-------- Entries provided --------

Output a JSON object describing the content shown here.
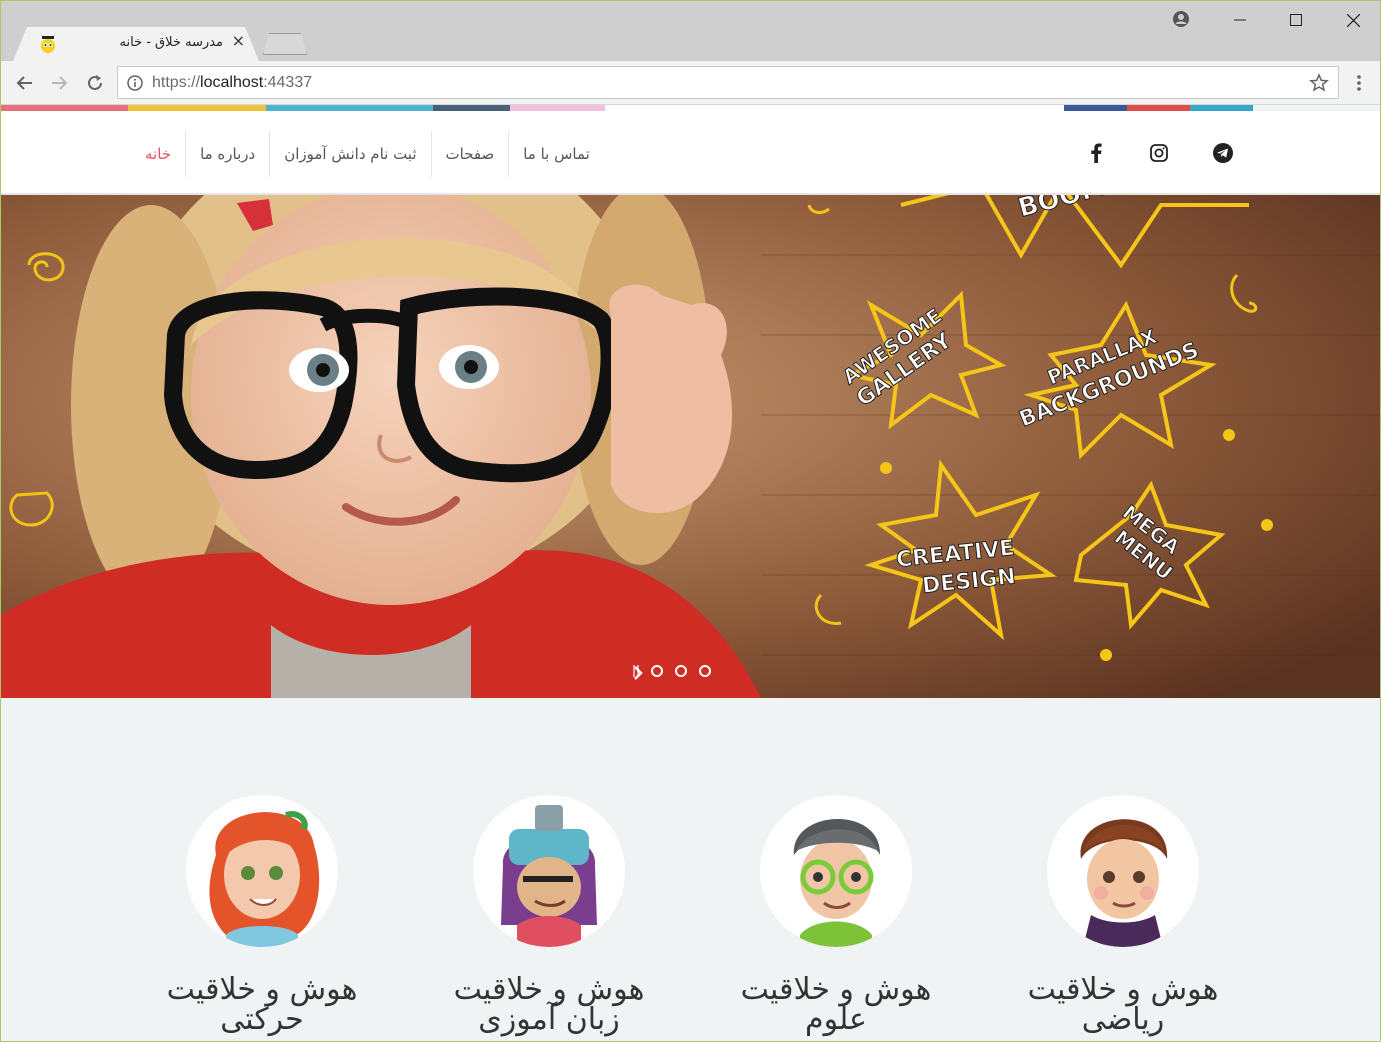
{
  "browser": {
    "tab_title": "مدرسه خلاق - خانه",
    "url_scheme": "https://",
    "url_host": "localhost",
    "url_port": ":44337"
  },
  "colors": {
    "accent_red": "#e8515f",
    "strip": [
      "#e8707a",
      "#f2c23a",
      "#4fb3cf",
      "#4a6079",
      "#f3c0dc",
      "#ffffff",
      "#3b5998",
      "#e04b4b",
      "#35a8c9"
    ]
  },
  "nav": {
    "items": [
      {
        "label": "خانه",
        "active": true
      },
      {
        "label": "درباره ما",
        "active": false
      },
      {
        "label": "ثبت نام دانش آموزان",
        "active": false
      },
      {
        "label": "صفحات",
        "active": false
      },
      {
        "label": "تماس با ما",
        "active": false
      }
    ],
    "social_icons": [
      "facebook-icon",
      "instagram-icon",
      "telegram-icon"
    ]
  },
  "hero": {
    "stickers": [
      "BOOM",
      "AWESOME GALLERY",
      "PARALLAX BACKGROUNDS",
      "CREATIVE DESIGN",
      "MEGA MENU"
    ],
    "slides": 3,
    "active_slide": 0
  },
  "features": [
    {
      "line1": "هوش و خلاقیت",
      "line2": "حرکتی"
    },
    {
      "line1": "هوش و خلاقیت",
      "line2": "زبان آموزی"
    },
    {
      "line1": "هوش و خلاقیت",
      "line2": "علوم"
    },
    {
      "line1": "هوش و خلاقیت",
      "line2": "ریاضی"
    }
  ]
}
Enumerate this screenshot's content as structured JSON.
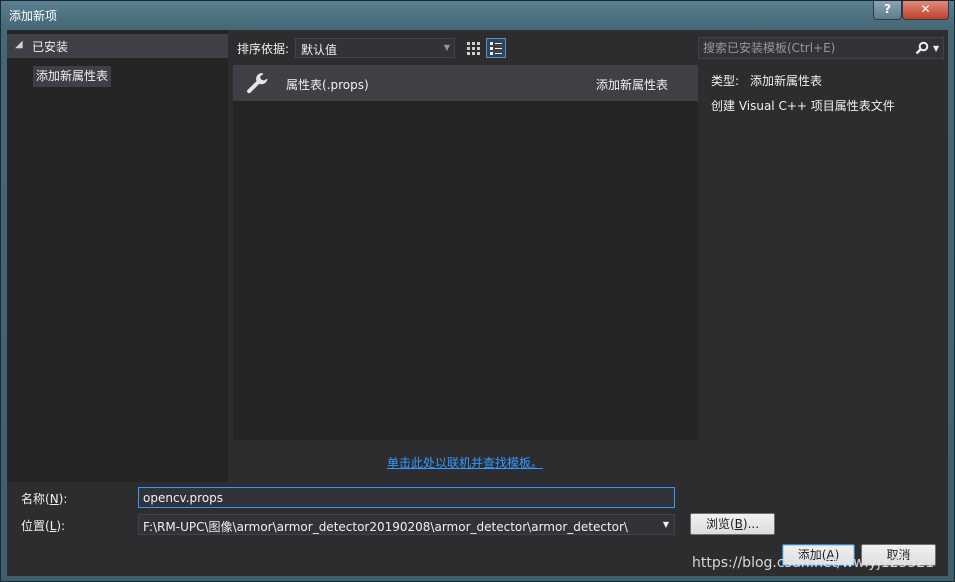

--------

### Exercise requirements
All of the lines above should be printed exactly, minus the pictures.

### Problem solution
Output a JSON object describing the content shown here.
{
  "browser": {
    "tab_title": "مدرسه خلاق - خانه",
    "url_scheme": "https://",
    "url_host": "localhost",
    "url_port": ":44337"
  },
  "colors": {
    "accent_red": "#e8515f",
    "strip": [
      "#e8707a",
      "#f2c23a",
      "#4fb3cf",
      "#4a6079",
      "#f3c0dc",
      "#ffffff",
      "#3b5998",
      "#e04b4b",
      "#35a8c9"
    ]
  },
  "nav": {
    "items": [
      {
        "label": "خانه",
        "active": true
      },
      {
        "label": "درباره ما",
        "active": false
      },
      {
        "label": "ثبت نام دانش آموزان",
        "active": false
      },
      {
        "label": "صفحات",
        "active": false
      },
      {
        "label": "تماس با ما",
        "active": false
      }
    ],
    "social_icons": [
      "facebook-icon",
      "instagram-icon",
      "telegram-icon"
    ]
  },
  "hero": {
    "stickers": [
      "BOOM",
      "AWESOME GALLERY",
      "PARALLAX BACKGROUNDS",
      "CREATIVE DESIGN",
      "MEGA MENU"
    ],
    "slides": 3,
    "active_slide": 0
  },
  "features": [
    {
      "line1": "هوش و خلاقیت",
      "line2": "حرکتی"
    },
    {
      "line1": "هوش و خلاقیت",
      "line2": "زبان آموزی"
    },
    {
      "line1": "هوش و خلاقیت",
      "line2": "علوم"
    },
    {
      "line1": "هوش و خلاقیت",
      "line2": "ریاضی"
    }
  ]
}
Enumerate this screenshot's content as structured JSON.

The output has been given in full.